◆ Problem to solve
Retype everything in the listing, leaving each line exactly as it is.

(Data entries)
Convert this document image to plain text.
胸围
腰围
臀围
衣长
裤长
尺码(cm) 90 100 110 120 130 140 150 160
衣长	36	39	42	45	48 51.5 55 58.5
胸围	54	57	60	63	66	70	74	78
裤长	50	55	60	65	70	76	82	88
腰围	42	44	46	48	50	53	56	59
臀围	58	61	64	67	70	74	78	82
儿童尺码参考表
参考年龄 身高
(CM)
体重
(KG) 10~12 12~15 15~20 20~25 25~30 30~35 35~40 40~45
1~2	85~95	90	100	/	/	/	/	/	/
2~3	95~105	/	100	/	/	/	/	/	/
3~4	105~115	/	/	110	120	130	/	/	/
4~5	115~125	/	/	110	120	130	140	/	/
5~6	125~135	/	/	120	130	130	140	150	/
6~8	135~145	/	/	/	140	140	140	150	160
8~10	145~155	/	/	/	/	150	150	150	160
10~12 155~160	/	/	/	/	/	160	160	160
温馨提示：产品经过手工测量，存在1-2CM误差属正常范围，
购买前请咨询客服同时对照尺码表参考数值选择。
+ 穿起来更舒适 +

◆ Written solution
Convert this document image to plain text.
胸围
腰围
臀围
衣长
裤长
尺码(cm) 90 100 110 120 130 140 150 160
衣长	36	39	42	45	48 51.5 55 58.5
胸围	54	57	60	63	66	70	74	78
裤长	50	55	60	65	70	76	82	88
腰围	42	44	46	48	50	53	56	59
臀围	58	61	64	67	70	74	78	82
儿童尺码参考表
参考年龄 身高
(CM)
体重
(KG) 10~12 12~15 15~20 20~25 25~30 30~35 35~40 40~45
1~2	85~95	90	100	/	/	/	/	/	/
2~3	95~105	/	100	/	/	/	/	/	/
3~4	105~115	/	/	110	120	130	/	/	/
4~5	115~125	/	/	110	120	130	140	/	/
5~6	125~135	/	/	120	130	130	140	150	/
6~8	135~145	/	/	/	140	140	140	150	160
8~10	145~155	/	/	/	/	150	150	150	160
10~12 155~160	/	/	/	/	/	160	160	160
温馨提示：产品经过手工测量，存在1-2CM误差属正常范围，
购买前请咨询客服同时对照尺码表参考数值选择。
+ 穿起来更舒适 +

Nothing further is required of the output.